• WHAT IS EXPECTED
Check each line below for the word "color", and copy those that have it.

##########

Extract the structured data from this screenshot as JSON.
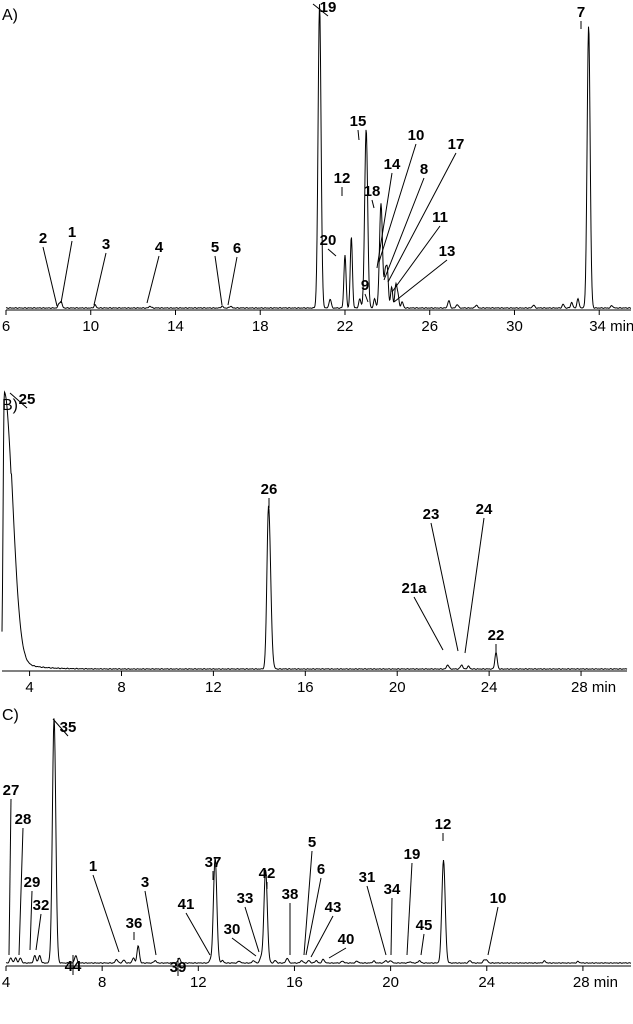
{
  "chart_data": [
    {
      "type": "line",
      "panel": "A)",
      "x_unit": "min",
      "xlim": [
        6,
        35.5
      ],
      "xticks": [
        6,
        10,
        14,
        18,
        22,
        26,
        30,
        34
      ],
      "peaks": [
        {
          "label": "2",
          "x": 8.5,
          "h": 0.012
        },
        {
          "label": "1",
          "x": 8.6,
          "h": 0.02
        },
        {
          "label": "3",
          "x": 10.2,
          "h": 0.01
        },
        {
          "label": "4",
          "x": 12.8,
          "h": 0.006
        },
        {
          "label": "5",
          "x": 16.2,
          "h": 0.006
        },
        {
          "label": "6",
          "x": 16.6,
          "h": 0.006
        },
        {
          "label": "20",
          "x": 22.0,
          "h": 0.175
        },
        {
          "label": "12",
          "x": 22.3,
          "h": 0.235
        },
        {
          "label": "15",
          "x": 23.0,
          "h": 0.59
        },
        {
          "label": "9",
          "x": 23.4,
          "h": 0.03
        },
        {
          "label": "18",
          "x": 23.7,
          "h": 0.345
        },
        {
          "label": "14",
          "x": 23.9,
          "h": 0.11
        },
        {
          "label": "10",
          "x": 24.0,
          "h": 0.12
        },
        {
          "label": "8",
          "x": 24.2,
          "h": 0.07
        },
        {
          "label": "17",
          "x": 24.4,
          "h": 0.075
        },
        {
          "label": "11",
          "x": 24.5,
          "h": 0.04
        },
        {
          "label": "13",
          "x": 24.7,
          "h": 0.02
        },
        {
          "label": "19",
          "x": 20.8,
          "h": 1.0
        },
        {
          "label": "7",
          "x": 33.5,
          "h": 0.93
        }
      ],
      "minor_peaks": [
        {
          "x": 21.3,
          "h": 0.03
        },
        {
          "x": 22.7,
          "h": 0.03
        },
        {
          "x": 26.9,
          "h": 0.025
        },
        {
          "x": 27.3,
          "h": 0.012
        },
        {
          "x": 28.2,
          "h": 0.01
        },
        {
          "x": 30.9,
          "h": 0.01
        },
        {
          "x": 32.3,
          "h": 0.012
        },
        {
          "x": 32.7,
          "h": 0.018
        },
        {
          "x": 33.0,
          "h": 0.03
        },
        {
          "x": 34.6,
          "h": 0.008
        }
      ]
    },
    {
      "type": "line",
      "panel": "B)",
      "x_unit": "min",
      "xlim": [
        2.8,
        30
      ],
      "xticks": [
        4,
        8,
        12,
        16,
        20,
        24,
        28
      ],
      "peaks": [
        {
          "label": "25",
          "x": 2.9,
          "h": 1.0
        },
        {
          "label": "26",
          "x": 14.4,
          "h": 0.59
        },
        {
          "label": "21a",
          "x": 22.2,
          "h": 0.015
        },
        {
          "label": "23",
          "x": 22.8,
          "h": 0.015
        },
        {
          "label": "24",
          "x": 23.1,
          "h": 0.01
        },
        {
          "label": "22",
          "x": 24.3,
          "h": 0.06
        }
      ]
    },
    {
      "type": "line",
      "panel": "C)",
      "x_unit": "min",
      "xlim": [
        4,
        30
      ],
      "xticks": [
        4,
        8,
        12,
        16,
        20,
        24,
        28
      ],
      "peaks": [
        {
          "label": "35",
          "x": 6.0,
          "h": 1.0
        },
        {
          "label": "27",
          "x": 4.4,
          "h": 0.02
        },
        {
          "label": "28",
          "x": 4.6,
          "h": 0.02
        },
        {
          "label": "29",
          "x": 5.2,
          "h": 0.03
        },
        {
          "label": "32",
          "x": 5.4,
          "h": 0.03
        },
        {
          "label": "44",
          "x": 6.9,
          "h": 0.03
        },
        {
          "label": "1",
          "x": 8.6,
          "h": 0.015
        },
        {
          "label": "36",
          "x": 9.5,
          "h": 0.07
        },
        {
          "label": "3",
          "x": 10.2,
          "h": 0.01
        },
        {
          "label": "39",
          "x": 11.2,
          "h": 0.02
        },
        {
          "label": "41",
          "x": 12.5,
          "h": 0.01
        },
        {
          "label": "37",
          "x": 12.7,
          "h": 0.43
        },
        {
          "label": "30",
          "x": 14.3,
          "h": 0.01
        },
        {
          "label": "33",
          "x": 14.6,
          "h": 0.02
        },
        {
          "label": "42",
          "x": 14.8,
          "h": 0.38
        },
        {
          "label": "38",
          "x": 15.7,
          "h": 0.02
        },
        {
          "label": "5",
          "x": 16.3,
          "h": 0.01
        },
        {
          "label": "6",
          "x": 16.6,
          "h": 0.01
        },
        {
          "label": "43",
          "x": 16.9,
          "h": 0.01
        },
        {
          "label": "40",
          "x": 17.2,
          "h": 0.015
        },
        {
          "label": "31",
          "x": 19.8,
          "h": 0.01
        },
        {
          "label": "34",
          "x": 20.0,
          "h": 0.01
        },
        {
          "label": "19",
          "x": 20.8,
          "h": 0.005
        },
        {
          "label": "45",
          "x": 21.2,
          "h": 0.01
        },
        {
          "label": "12",
          "x": 22.2,
          "h": 0.42
        },
        {
          "label": "10",
          "x": 24.0,
          "h": 0.01
        }
      ],
      "minor_peaks": [
        {
          "x": 4.2,
          "h": 0.02
        },
        {
          "x": 8.9,
          "h": 0.012
        },
        {
          "x": 9.3,
          "h": 0.02
        },
        {
          "x": 13.0,
          "h": 0.01
        },
        {
          "x": 13.7,
          "h": 0.008
        },
        {
          "x": 15.2,
          "h": 0.01
        },
        {
          "x": 18.0,
          "h": 0.008
        },
        {
          "x": 18.6,
          "h": 0.008
        },
        {
          "x": 19.3,
          "h": 0.008
        },
        {
          "x": 23.3,
          "h": 0.01
        },
        {
          "x": 23.9,
          "h": 0.012
        },
        {
          "x": 26.4,
          "h": 0.008
        },
        {
          "x": 27.8,
          "h": 0.006
        }
      ]
    }
  ]
}
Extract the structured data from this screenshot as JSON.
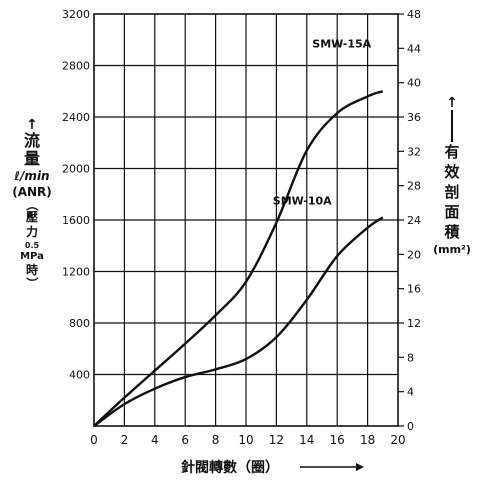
{
  "chart_data": {
    "type": "line",
    "x": [
      0,
      2,
      4,
      6,
      8,
      10,
      12,
      14,
      16,
      18,
      19
    ],
    "series": [
      {
        "name": "SMW-15A",
        "values": [
          0,
          220,
          430,
          640,
          860,
          1120,
          1580,
          2140,
          2430,
          2560,
          2600
        ]
      },
      {
        "name": "SMW-10A",
        "values": [
          0,
          170,
          290,
          380,
          440,
          520,
          690,
          980,
          1320,
          1540,
          1620
        ]
      }
    ],
    "xlabel_text": "針閥轉數（圈）",
    "x_ticks": [
      "0",
      "2",
      "4",
      "6",
      "8",
      "10",
      "12",
      "14",
      "16",
      "18",
      "20"
    ],
    "xlim": [
      0,
      20
    ],
    "y_ticks": [
      "400",
      "800",
      "1200",
      "1600",
      "2000",
      "2400",
      "2800",
      "3200"
    ],
    "y_tick_values": [
      400,
      800,
      1200,
      1600,
      2000,
      2400,
      2800,
      3200
    ],
    "ylim": [
      0,
      3200
    ],
    "y2_ticks": [
      "0",
      "4",
      "8",
      "12",
      "16",
      "20",
      "24",
      "28",
      "32",
      "36",
      "40",
      "44",
      "48"
    ],
    "y2_tick_values": [
      0,
      4,
      8,
      12,
      16,
      20,
      24,
      28,
      32,
      36,
      40,
      44,
      48
    ],
    "y2lim": [
      0,
      48
    ],
    "grid": true,
    "left_label": {
      "line1": "流",
      "line2": "量",
      "unit": "ℓ/min",
      "unit2": "(ANR)",
      "paren_open": "（",
      "cond1": "壓",
      "cond2": "力",
      "pressure_value": "0.5",
      "pressure_unit": "MPa",
      "cond3": "時",
      "paren_close": "）"
    },
    "right_label": {
      "chars": [
        "有",
        "效",
        "剖",
        "面",
        "積"
      ],
      "unit": "(mm²)"
    }
  }
}
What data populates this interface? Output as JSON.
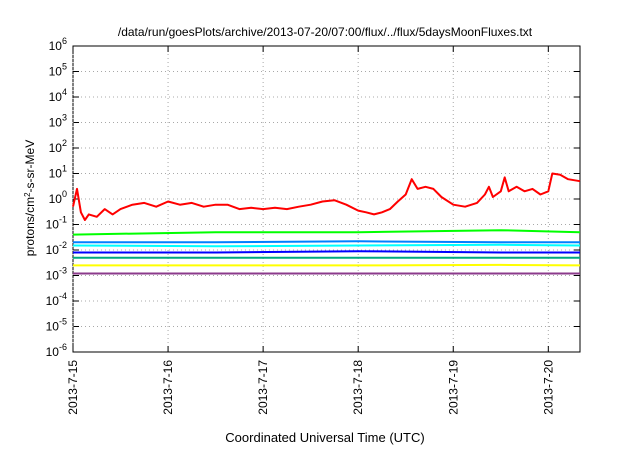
{
  "chart_data": {
    "type": "line",
    "title": "/data/run/goesPlots/archive/2013-07-20/07:00/flux/../flux/5daysMoonFluxes.txt",
    "xlabel": "Coordinated Universal Time (UTC)",
    "ylabel": {
      "prefix": "protons/cm",
      "sup": "2",
      "suffix": "-s-sr-MeV"
    },
    "yscale": "log",
    "ylim": [
      1e-06,
      1000000.0
    ],
    "y_ticks": [
      {
        "base": "10",
        "exp": "6"
      },
      {
        "base": "10",
        "exp": "5"
      },
      {
        "base": "10",
        "exp": "4"
      },
      {
        "base": "10",
        "exp": "3"
      },
      {
        "base": "10",
        "exp": "2"
      },
      {
        "base": "10",
        "exp": "1"
      },
      {
        "base": "10",
        "exp": "0"
      },
      {
        "base": "10",
        "exp": "-1"
      },
      {
        "base": "10",
        "exp": "-2"
      },
      {
        "base": "10",
        "exp": "-3"
      },
      {
        "base": "10",
        "exp": "-4"
      },
      {
        "base": "10",
        "exp": "-5"
      },
      {
        "base": "10",
        "exp": "-6"
      }
    ],
    "xlim": [
      "2013-07-15",
      "2013-07-20 08:00"
    ],
    "x_ticks": [
      "2013-7-15",
      "2013-7-16",
      "2013-7-17",
      "2013-7-18",
      "2013-7-19",
      "2013-7-20"
    ],
    "grid": true,
    "series": [
      {
        "color": "#ff0000",
        "values": [
          [
            "2013-07-15 00:00",
            0.5
          ],
          [
            "2013-07-15 01:00",
            2.5
          ],
          [
            "2013-07-15 02:00",
            0.3
          ],
          [
            "2013-07-15 03:00",
            0.15
          ],
          [
            "2013-07-15 04:00",
            0.25
          ],
          [
            "2013-07-15 06:00",
            0.2
          ],
          [
            "2013-07-15 08:00",
            0.4
          ],
          [
            "2013-07-15 10:00",
            0.25
          ],
          [
            "2013-07-15 12:00",
            0.4
          ],
          [
            "2013-07-15 15:00",
            0.6
          ],
          [
            "2013-07-15 18:00",
            0.7
          ],
          [
            "2013-07-15 21:00",
            0.5
          ],
          [
            "2013-07-16 00:00",
            0.8
          ],
          [
            "2013-07-16 03:00",
            0.6
          ],
          [
            "2013-07-16 06:00",
            0.7
          ],
          [
            "2013-07-16 09:00",
            0.5
          ],
          [
            "2013-07-16 12:00",
            0.6
          ],
          [
            "2013-07-16 15:00",
            0.6
          ],
          [
            "2013-07-16 18:00",
            0.4
          ],
          [
            "2013-07-16 21:00",
            0.45
          ],
          [
            "2013-07-17 00:00",
            0.4
          ],
          [
            "2013-07-17 03:00",
            0.45
          ],
          [
            "2013-07-17 06:00",
            0.4
          ],
          [
            "2013-07-17 09:00",
            0.5
          ],
          [
            "2013-07-17 12:00",
            0.6
          ],
          [
            "2013-07-17 15:00",
            0.8
          ],
          [
            "2013-07-17 18:00",
            0.9
          ],
          [
            "2013-07-17 21:00",
            0.6
          ],
          [
            "2013-07-18 00:00",
            0.35
          ],
          [
            "2013-07-18 02:00",
            0.3
          ],
          [
            "2013-07-18 04:00",
            0.25
          ],
          [
            "2013-07-18 06:00",
            0.3
          ],
          [
            "2013-07-18 08:00",
            0.4
          ],
          [
            "2013-07-18 10:00",
            0.8
          ],
          [
            "2013-07-18 12:00",
            1.5
          ],
          [
            "2013-07-18 13:30",
            6
          ],
          [
            "2013-07-18 15:00",
            2.5
          ],
          [
            "2013-07-18 17:00",
            3
          ],
          [
            "2013-07-18 19:00",
            2.5
          ],
          [
            "2013-07-18 21:00",
            1.2
          ],
          [
            "2013-07-19 00:00",
            0.6
          ],
          [
            "2013-07-19 03:00",
            0.5
          ],
          [
            "2013-07-19 06:00",
            0.7
          ],
          [
            "2013-07-19 08:00",
            1.5
          ],
          [
            "2013-07-19 09:00",
            3
          ],
          [
            "2013-07-19 10:00",
            1.2
          ],
          [
            "2013-07-19 12:00",
            2
          ],
          [
            "2013-07-19 13:00",
            7
          ],
          [
            "2013-07-19 14:00",
            2
          ],
          [
            "2013-07-19 16:00",
            3
          ],
          [
            "2013-07-19 18:00",
            2
          ],
          [
            "2013-07-19 20:00",
            2.5
          ],
          [
            "2013-07-19 22:00",
            1.5
          ],
          [
            "2013-07-20 00:00",
            2
          ],
          [
            "2013-07-20 01:00",
            10
          ],
          [
            "2013-07-20 03:00",
            9
          ],
          [
            "2013-07-20 05:00",
            6
          ],
          [
            "2013-07-20 08:00",
            5
          ]
        ]
      },
      {
        "color": "#00ff00",
        "values": [
          [
            "2013-07-15 00:00",
            0.04
          ],
          [
            "2013-07-16 12:00",
            0.05
          ],
          [
            "2013-07-18 00:00",
            0.05
          ],
          [
            "2013-07-19 12:00",
            0.06
          ],
          [
            "2013-07-20 08:00",
            0.05
          ]
        ]
      },
      {
        "color": "#00ffff",
        "values": [
          [
            "2013-07-15 00:00",
            0.015
          ],
          [
            "2013-07-16 12:00",
            0.014
          ],
          [
            "2013-07-18 00:00",
            0.015
          ],
          [
            "2013-07-19 12:00",
            0.016
          ],
          [
            "2013-07-20 08:00",
            0.015
          ]
        ]
      },
      {
        "color": "#0080ff",
        "values": [
          [
            "2013-07-15 00:00",
            0.02
          ],
          [
            "2013-07-16 12:00",
            0.02
          ],
          [
            "2013-07-18 00:00",
            0.022
          ],
          [
            "2013-07-19 12:00",
            0.02
          ],
          [
            "2013-07-20 08:00",
            0.02
          ]
        ]
      },
      {
        "color": "#0000ff",
        "values": [
          [
            "2013-07-15 00:00",
            0.008
          ],
          [
            "2013-07-16 12:00",
            0.008
          ],
          [
            "2013-07-18 00:00",
            0.009
          ],
          [
            "2013-07-19 12:00",
            0.008
          ],
          [
            "2013-07-20 08:00",
            0.008
          ]
        ]
      },
      {
        "color": "#00aa80",
        "values": [
          [
            "2013-07-15 00:00",
            0.005
          ],
          [
            "2013-07-16 12:00",
            0.005
          ],
          [
            "2013-07-18 00:00",
            0.005
          ],
          [
            "2013-07-19 12:00",
            0.005
          ],
          [
            "2013-07-20 08:00",
            0.005
          ]
        ]
      },
      {
        "color": "#ffff00",
        "values": [
          [
            "2013-07-15 00:00",
            0.0025
          ],
          [
            "2013-07-16 12:00",
            0.0025
          ],
          [
            "2013-07-18 00:00",
            0.0025
          ],
          [
            "2013-07-19 12:00",
            0.0026
          ],
          [
            "2013-07-20 08:00",
            0.0025
          ]
        ]
      },
      {
        "color": "#8b3a8b",
        "values": [
          [
            "2013-07-15 00:00",
            0.0012
          ],
          [
            "2013-07-16 12:00",
            0.0012
          ],
          [
            "2013-07-18 00:00",
            0.0012
          ],
          [
            "2013-07-19 12:00",
            0.0012
          ],
          [
            "2013-07-20 08:00",
            0.0012
          ]
        ]
      }
    ]
  }
}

##########

• FULL ANSWER
        "color": "#ff0000",
        "color": "#00ff00",
        "color": "#00ffff",
        "color": "#0080ff",
        "color": "#0000ff",
        "color": "#00aa80",
        "color": "#ffff00",
        "color": "#8b3a8b",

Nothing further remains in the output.